■ **Required work**:
What follows is a listing; give it again exactly, in its entirety.

A block of data
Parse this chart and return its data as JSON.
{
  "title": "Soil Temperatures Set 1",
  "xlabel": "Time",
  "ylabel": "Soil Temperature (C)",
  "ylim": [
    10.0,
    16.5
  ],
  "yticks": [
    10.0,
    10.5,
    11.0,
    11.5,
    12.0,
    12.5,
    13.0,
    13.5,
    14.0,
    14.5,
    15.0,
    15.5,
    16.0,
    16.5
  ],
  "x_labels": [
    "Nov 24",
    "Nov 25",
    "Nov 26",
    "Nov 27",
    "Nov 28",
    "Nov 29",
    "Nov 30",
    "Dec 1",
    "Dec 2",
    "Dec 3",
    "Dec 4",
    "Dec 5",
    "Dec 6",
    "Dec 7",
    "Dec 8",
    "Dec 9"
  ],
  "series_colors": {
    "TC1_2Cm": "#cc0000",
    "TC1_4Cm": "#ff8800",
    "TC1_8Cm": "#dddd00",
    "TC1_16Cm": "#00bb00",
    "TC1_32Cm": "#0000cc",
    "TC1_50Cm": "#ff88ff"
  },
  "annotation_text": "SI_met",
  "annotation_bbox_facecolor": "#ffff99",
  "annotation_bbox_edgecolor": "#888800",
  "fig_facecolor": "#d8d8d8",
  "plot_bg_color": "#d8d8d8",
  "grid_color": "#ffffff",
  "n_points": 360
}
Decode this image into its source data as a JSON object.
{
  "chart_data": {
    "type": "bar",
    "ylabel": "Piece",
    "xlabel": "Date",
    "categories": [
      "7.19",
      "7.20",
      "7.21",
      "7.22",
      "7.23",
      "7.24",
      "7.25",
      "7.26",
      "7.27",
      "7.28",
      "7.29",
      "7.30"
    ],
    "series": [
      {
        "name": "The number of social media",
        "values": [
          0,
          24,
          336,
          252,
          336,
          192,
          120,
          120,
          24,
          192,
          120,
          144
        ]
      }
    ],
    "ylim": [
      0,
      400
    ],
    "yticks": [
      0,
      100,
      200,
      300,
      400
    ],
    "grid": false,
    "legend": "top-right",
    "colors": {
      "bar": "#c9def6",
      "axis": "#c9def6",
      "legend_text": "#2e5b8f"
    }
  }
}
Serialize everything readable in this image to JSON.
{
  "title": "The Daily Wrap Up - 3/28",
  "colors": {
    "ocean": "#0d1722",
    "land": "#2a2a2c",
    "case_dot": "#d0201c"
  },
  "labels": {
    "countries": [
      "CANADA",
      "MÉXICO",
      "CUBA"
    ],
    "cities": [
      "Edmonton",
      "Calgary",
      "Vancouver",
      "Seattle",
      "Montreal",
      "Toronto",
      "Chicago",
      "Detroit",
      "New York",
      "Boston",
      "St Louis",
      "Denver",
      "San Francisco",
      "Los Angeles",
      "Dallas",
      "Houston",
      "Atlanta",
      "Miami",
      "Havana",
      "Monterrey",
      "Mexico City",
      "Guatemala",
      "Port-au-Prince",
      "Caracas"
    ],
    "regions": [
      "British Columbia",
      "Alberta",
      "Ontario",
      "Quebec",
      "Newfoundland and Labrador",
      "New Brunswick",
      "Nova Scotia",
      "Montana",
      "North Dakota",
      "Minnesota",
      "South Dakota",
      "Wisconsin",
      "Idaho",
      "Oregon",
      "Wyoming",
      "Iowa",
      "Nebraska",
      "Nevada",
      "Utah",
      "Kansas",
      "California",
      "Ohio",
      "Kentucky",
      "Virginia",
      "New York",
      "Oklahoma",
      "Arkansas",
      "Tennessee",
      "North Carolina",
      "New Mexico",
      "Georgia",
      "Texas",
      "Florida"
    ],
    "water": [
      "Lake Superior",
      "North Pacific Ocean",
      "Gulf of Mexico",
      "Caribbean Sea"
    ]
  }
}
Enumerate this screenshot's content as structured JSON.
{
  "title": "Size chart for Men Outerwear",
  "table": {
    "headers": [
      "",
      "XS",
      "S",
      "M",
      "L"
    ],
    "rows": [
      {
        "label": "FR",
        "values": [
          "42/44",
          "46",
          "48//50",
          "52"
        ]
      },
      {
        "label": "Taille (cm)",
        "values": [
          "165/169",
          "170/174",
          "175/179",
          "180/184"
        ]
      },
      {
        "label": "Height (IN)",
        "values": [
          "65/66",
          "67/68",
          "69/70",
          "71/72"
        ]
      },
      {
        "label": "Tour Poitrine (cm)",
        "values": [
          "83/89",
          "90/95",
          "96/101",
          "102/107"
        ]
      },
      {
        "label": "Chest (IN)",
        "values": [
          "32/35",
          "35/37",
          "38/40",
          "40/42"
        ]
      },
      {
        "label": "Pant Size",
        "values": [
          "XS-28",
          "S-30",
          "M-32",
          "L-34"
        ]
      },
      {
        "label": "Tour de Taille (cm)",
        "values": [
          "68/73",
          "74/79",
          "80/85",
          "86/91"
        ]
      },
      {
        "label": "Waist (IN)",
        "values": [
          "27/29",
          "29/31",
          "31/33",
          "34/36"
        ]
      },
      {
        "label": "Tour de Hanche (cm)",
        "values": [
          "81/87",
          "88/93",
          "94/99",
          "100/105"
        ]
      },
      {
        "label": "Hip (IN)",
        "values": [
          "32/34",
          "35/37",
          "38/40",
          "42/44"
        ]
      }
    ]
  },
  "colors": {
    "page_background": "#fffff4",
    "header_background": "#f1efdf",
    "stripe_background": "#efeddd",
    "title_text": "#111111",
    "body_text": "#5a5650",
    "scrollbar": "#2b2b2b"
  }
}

■ **Written answer**:
Parse this chart and return its data as JSON.
{
  "title": "Soil Temperatures Set 1",
  "xlabel": "Time",
  "ylabel": "Soil Temperature (C)",
  "ylim": [
    10.0,
    16.5
  ],
  "yticks": [
    10.0,
    10.5,
    11.0,
    11.5,
    12.0,
    12.5,
    13.0,
    13.5,
    14.0,
    14.5,
    15.0,
    15.5,
    16.0,
    16.5
  ],
  "x_labels": [
    "Nov 24",
    "Nov 25",
    "Nov 26",
    "Nov 27",
    "Nov 28",
    "Nov 29",
    "Nov 30",
    "Dec 1",
    "Dec 2",
    "Dec 3",
    "Dec 4",
    "Dec 5",
    "Dec 6",
    "Dec 7",
    "Dec 8",
    "Dec 9"
  ],
  "series_colors": {
    "TC1_2Cm": "#cc0000",
    "TC1_4Cm": "#ff8800",
    "TC1_8Cm": "#dddd00",
    "TC1_16Cm": "#00bb00",
    "TC1_32Cm": "#0000cc",
    "TC1_50Cm": "#ff88ff"
  },
  "annotation_text": "SI_met",
  "annotation_bbox_facecolor": "#ffff99",
  "annotation_bbox_edgecolor": "#888800",
  "fig_facecolor": "#d8d8d8",
  "plot_bg_color": "#d8d8d8",
  "grid_color": "#ffffff",
  "n_points": 360
}
Decode this image into its source data as a JSON object.
{
  "chart_data": {
    "type": "bar",
    "ylabel": "Piece",
    "xlabel": "Date",
    "categories": [
      "7.19",
      "7.20",
      "7.21",
      "7.22",
      "7.23",
      "7.24",
      "7.25",
      "7.26",
      "7.27",
      "7.28",
      "7.29",
      "7.30"
    ],
    "series": [
      {
        "name": "The number of social media",
        "values": [
          0,
          24,
          336,
          252,
          336,
          192,
          120,
          120,
          24,
          192,
          120,
          144
        ]
      }
    ],
    "ylim": [
      0,
      400
    ],
    "yticks": [
      0,
      100,
      200,
      300,
      400
    ],
    "grid": false,
    "legend": "top-right",
    "colors": {
      "bar": "#c9def6",
      "axis": "#c9def6",
      "legend_text": "#2e5b8f"
    }
  }
}
Serialize everything readable in this image to JSON.
{
  "title": "The Daily Wrap Up - 3/28",
  "colors": {
    "ocean": "#0d1722",
    "land": "#2a2a2c",
    "case_dot": "#d0201c"
  },
  "labels": {
    "countries": [
      "CANADA",
      "MÉXICO",
      "CUBA"
    ],
    "cities": [
      "Edmonton",
      "Calgary",
      "Vancouver",
      "Seattle",
      "Montreal",
      "Toronto",
      "Chicago",
      "Detroit",
      "New York",
      "Boston",
      "St Louis",
      "Denver",
      "San Francisco",
      "Los Angeles",
      "Dallas",
      "Houston",
      "Atlanta",
      "Miami",
      "Havana",
      "Monterrey",
      "Mexico City",
      "Guatemala",
      "Port-au-Prince",
      "Caracas"
    ],
    "regions": [
      "British Columbia",
      "Alberta",
      "Ontario",
      "Quebec",
      "Newfoundland and Labrador",
      "New Brunswick",
      "Nova Scotia",
      "Montana",
      "North Dakota",
      "Minnesota",
      "South Dakota",
      "Wisconsin",
      "Idaho",
      "Oregon",
      "Wyoming",
      "Iowa",
      "Nebraska",
      "Nevada",
      "Utah",
      "Kansas",
      "California",
      "Ohio",
      "Kentucky",
      "Virginia",
      "New York",
      "Oklahoma",
      "Arkansas",
      "Tennessee",
      "North Carolina",
      "New Mexico",
      "Georgia",
      "Texas",
      "Florida"
    ],
    "water": [
      "Lake Superior",
      "North Pacific Ocean",
      "Gulf of Mexico",
      "Caribbean Sea"
    ]
  }
}
Enumerate this screenshot's content as structured JSON.
{
  "title": "Size chart for Men Outerwear",
  "table": {
    "headers": [
      "",
      "XS",
      "S",
      "M",
      "L"
    ],
    "rows": [
      {
        "label": "FR",
        "values": [
          "42/44",
          "46",
          "48//50",
          "52"
        ]
      },
      {
        "label": "Taille (cm)",
        "values": [
          "165/169",
          "170/174",
          "175/179",
          "180/184"
        ]
      },
      {
        "label": "Height (IN)",
        "values": [
          "65/66",
          "67/68",
          "69/70",
          "71/72"
        ]
      },
      {
        "label": "Tour Poitrine (cm)",
        "values": [
          "83/89",
          "90/95",
          "96/101",
          "102/107"
        ]
      },
      {
        "label": "Chest (IN)",
        "values": [
          "32/35",
          "35/37",
          "38/40",
          "40/42"
        ]
      },
      {
        "label": "Pant Size",
        "values": [
          "XS-28",
          "S-30",
          "M-32",
          "L-34"
        ]
      },
      {
        "label": "Tour de Taille (cm)",
        "values": [
          "68/73",
          "74/79",
          "80/85",
          "86/91"
        ]
      },
      {
        "label": "Waist (IN)",
        "values": [
          "27/29",
          "29/31",
          "31/33",
          "34/36"
        ]
      },
      {
        "label": "Tour de Hanche (cm)",
        "values": [
          "81/87",
          "88/93",
          "94/99",
          "100/105"
        ]
      },
      {
        "label": "Hip (IN)",
        "values": [
          "32/34",
          "35/37",
          "38/40",
          "42/44"
        ]
      }
    ]
  },
  "colors": {
    "page_background": "#fffff4",
    "header_background": "#f1efdf",
    "stripe_background": "#efeddd",
    "title_text": "#111111",
    "body_text": "#5a5650",
    "scrollbar": "#2b2b2b"
  }
}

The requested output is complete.